Provided entries |
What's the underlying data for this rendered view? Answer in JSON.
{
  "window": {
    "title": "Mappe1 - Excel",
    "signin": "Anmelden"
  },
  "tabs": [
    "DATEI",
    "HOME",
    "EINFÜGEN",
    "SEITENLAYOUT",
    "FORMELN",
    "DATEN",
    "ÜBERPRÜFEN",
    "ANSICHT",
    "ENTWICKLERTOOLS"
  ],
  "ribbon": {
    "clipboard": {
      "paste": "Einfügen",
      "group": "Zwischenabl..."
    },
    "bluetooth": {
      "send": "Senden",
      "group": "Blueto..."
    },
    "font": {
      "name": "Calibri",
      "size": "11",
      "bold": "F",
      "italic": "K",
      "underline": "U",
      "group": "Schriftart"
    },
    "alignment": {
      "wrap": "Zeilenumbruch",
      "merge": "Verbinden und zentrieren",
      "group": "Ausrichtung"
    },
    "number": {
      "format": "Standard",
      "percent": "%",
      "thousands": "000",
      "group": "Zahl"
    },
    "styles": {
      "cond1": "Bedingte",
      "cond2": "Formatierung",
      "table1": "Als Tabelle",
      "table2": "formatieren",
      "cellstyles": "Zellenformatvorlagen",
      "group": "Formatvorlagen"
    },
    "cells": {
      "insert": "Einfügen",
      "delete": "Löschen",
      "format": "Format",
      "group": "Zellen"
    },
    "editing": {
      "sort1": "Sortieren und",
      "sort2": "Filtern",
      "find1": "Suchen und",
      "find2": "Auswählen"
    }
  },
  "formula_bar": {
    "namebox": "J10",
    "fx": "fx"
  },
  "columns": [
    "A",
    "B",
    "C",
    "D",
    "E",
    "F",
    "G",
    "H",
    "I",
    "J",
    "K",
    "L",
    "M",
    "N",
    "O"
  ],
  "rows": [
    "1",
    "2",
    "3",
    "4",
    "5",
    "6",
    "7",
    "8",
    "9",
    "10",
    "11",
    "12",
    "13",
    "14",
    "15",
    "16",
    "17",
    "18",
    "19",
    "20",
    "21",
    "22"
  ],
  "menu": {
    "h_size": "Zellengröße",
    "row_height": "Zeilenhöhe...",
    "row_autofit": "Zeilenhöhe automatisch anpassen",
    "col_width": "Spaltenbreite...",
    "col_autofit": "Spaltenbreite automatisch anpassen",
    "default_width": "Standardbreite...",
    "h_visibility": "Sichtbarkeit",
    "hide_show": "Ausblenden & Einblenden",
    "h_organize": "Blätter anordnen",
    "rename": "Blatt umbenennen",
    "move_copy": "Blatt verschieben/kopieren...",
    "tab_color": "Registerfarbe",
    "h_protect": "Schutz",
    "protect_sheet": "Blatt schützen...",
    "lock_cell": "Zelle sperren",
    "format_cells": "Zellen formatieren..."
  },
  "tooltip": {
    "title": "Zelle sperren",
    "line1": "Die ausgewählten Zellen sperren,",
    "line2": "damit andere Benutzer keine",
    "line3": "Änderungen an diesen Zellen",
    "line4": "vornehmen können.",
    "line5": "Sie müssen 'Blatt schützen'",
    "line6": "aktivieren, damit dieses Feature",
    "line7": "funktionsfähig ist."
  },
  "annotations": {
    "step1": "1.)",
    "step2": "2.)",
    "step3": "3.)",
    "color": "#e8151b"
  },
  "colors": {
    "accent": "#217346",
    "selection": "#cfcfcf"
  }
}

Written problem | Output the listing above without altering a single character.

Output of the task |
What's the underlying data for this rendered view? Answer in JSON.
{
  "window": {
    "title": "Mappe1 - Excel",
    "signin": "Anmelden"
  },
  "tabs": [
    "DATEI",
    "HOME",
    "EINFÜGEN",
    "SEITENLAYOUT",
    "FORMELN",
    "DATEN",
    "ÜBERPRÜFEN",
    "ANSICHT",
    "ENTWICKLERTOOLS"
  ],
  "ribbon": {
    "clipboard": {
      "paste": "Einfügen",
      "group": "Zwischenabl..."
    },
    "bluetooth": {
      "send": "Senden",
      "group": "Blueto..."
    },
    "font": {
      "name": "Calibri",
      "size": "11",
      "bold": "F",
      "italic": "K",
      "underline": "U",
      "group": "Schriftart"
    },
    "alignment": {
      "wrap": "Zeilenumbruch",
      "merge": "Verbinden und zentrieren",
      "group": "Ausrichtung"
    },
    "number": {
      "format": "Standard",
      "percent": "%",
      "thousands": "000",
      "group": "Zahl"
    },
    "styles": {
      "cond1": "Bedingte",
      "cond2": "Formatierung",
      "table1": "Als Tabelle",
      "table2": "formatieren",
      "cellstyles": "Zellenformatvorlagen",
      "group": "Formatvorlagen"
    },
    "cells": {
      "insert": "Einfügen",
      "delete": "Löschen",
      "format": "Format",
      "group": "Zellen"
    },
    "editing": {
      "sort1": "Sortieren und",
      "sort2": "Filtern",
      "find1": "Suchen und",
      "find2": "Auswählen"
    }
  },
  "formula_bar": {
    "namebox": "J10",
    "fx": "fx"
  },
  "columns": [
    "A",
    "B",
    "C",
    "D",
    "E",
    "F",
    "G",
    "H",
    "I",
    "J",
    "K",
    "L",
    "M",
    "N",
    "O"
  ],
  "rows": [
    "1",
    "2",
    "3",
    "4",
    "5",
    "6",
    "7",
    "8",
    "9",
    "10",
    "11",
    "12",
    "13",
    "14",
    "15",
    "16",
    "17",
    "18",
    "19",
    "20",
    "21",
    "22"
  ],
  "menu": {
    "h_size": "Zellengröße",
    "row_height": "Zeilenhöhe...",
    "row_autofit": "Zeilenhöhe automatisch anpassen",
    "col_width": "Spaltenbreite...",
    "col_autofit": "Spaltenbreite automatisch anpassen",
    "default_width": "Standardbreite...",
    "h_visibility": "Sichtbarkeit",
    "hide_show": "Ausblenden & Einblenden",
    "h_organize": "Blätter anordnen",
    "rename": "Blatt umbenennen",
    "move_copy": "Blatt verschieben/kopieren...",
    "tab_color": "Registerfarbe",
    "h_protect": "Schutz",
    "protect_sheet": "Blatt schützen...",
    "lock_cell": "Zelle sperren",
    "format_cells": "Zellen formatieren..."
  },
  "tooltip": {
    "title": "Zelle sperren",
    "line1": "Die ausgewählten Zellen sperren,",
    "line2": "damit andere Benutzer keine",
    "line3": "Änderungen an diesen Zellen",
    "line4": "vornehmen können.",
    "line5": "Sie müssen 'Blatt schützen'",
    "line6": "aktivieren, damit dieses Feature",
    "line7": "funktionsfähig ist."
  },
  "annotations": {
    "step1": "1.)",
    "step2": "2.)",
    "step3": "3.)",
    "color": "#e8151b"
  },
  "colors": {
    "accent": "#217346",
    "selection": "#cfcfcf"
  }
}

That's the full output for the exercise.